EXERCISE INPUTS:
+===+
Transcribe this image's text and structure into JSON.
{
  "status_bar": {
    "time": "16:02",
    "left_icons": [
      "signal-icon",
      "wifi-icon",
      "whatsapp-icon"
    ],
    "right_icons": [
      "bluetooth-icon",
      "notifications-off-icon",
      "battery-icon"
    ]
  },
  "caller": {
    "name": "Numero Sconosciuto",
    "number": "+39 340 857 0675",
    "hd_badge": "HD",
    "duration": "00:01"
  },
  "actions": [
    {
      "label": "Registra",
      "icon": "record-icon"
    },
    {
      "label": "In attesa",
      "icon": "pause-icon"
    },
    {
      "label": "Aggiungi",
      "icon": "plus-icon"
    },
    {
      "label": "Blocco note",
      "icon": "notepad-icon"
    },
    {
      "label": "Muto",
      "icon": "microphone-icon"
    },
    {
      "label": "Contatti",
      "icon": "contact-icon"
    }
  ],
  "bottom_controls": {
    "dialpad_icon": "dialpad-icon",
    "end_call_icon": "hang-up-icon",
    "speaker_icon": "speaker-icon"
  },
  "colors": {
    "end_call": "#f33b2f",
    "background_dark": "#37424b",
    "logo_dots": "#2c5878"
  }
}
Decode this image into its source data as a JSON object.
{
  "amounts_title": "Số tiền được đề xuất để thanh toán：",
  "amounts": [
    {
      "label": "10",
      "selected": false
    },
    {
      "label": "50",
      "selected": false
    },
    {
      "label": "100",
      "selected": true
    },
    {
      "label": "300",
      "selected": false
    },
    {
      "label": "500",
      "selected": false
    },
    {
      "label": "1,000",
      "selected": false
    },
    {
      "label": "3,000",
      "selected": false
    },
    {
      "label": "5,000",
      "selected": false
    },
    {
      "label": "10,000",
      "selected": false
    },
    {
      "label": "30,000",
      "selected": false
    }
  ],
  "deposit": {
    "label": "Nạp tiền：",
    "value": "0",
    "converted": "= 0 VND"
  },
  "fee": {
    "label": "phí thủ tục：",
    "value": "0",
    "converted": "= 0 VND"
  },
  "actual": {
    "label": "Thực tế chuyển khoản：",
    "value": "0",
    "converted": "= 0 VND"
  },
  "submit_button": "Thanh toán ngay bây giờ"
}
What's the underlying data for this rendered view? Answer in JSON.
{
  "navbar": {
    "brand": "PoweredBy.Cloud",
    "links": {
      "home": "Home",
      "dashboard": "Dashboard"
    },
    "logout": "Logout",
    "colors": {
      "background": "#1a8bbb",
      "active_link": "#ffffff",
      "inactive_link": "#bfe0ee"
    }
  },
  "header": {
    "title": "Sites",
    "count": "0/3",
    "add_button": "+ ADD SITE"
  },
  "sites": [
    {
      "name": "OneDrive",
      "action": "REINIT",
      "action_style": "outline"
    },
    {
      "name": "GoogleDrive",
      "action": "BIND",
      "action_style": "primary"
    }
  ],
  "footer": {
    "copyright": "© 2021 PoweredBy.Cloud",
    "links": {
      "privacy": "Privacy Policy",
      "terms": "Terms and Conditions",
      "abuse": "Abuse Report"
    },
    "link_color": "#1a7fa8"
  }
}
+===+
GIVEN REQUEST: Look through the material and copy each line that has "PoweredBy".

IN RESPONSE:
    "brand": "PoweredBy.Cloud",
    "copyright": "© 2021 PoweredBy.Cloud",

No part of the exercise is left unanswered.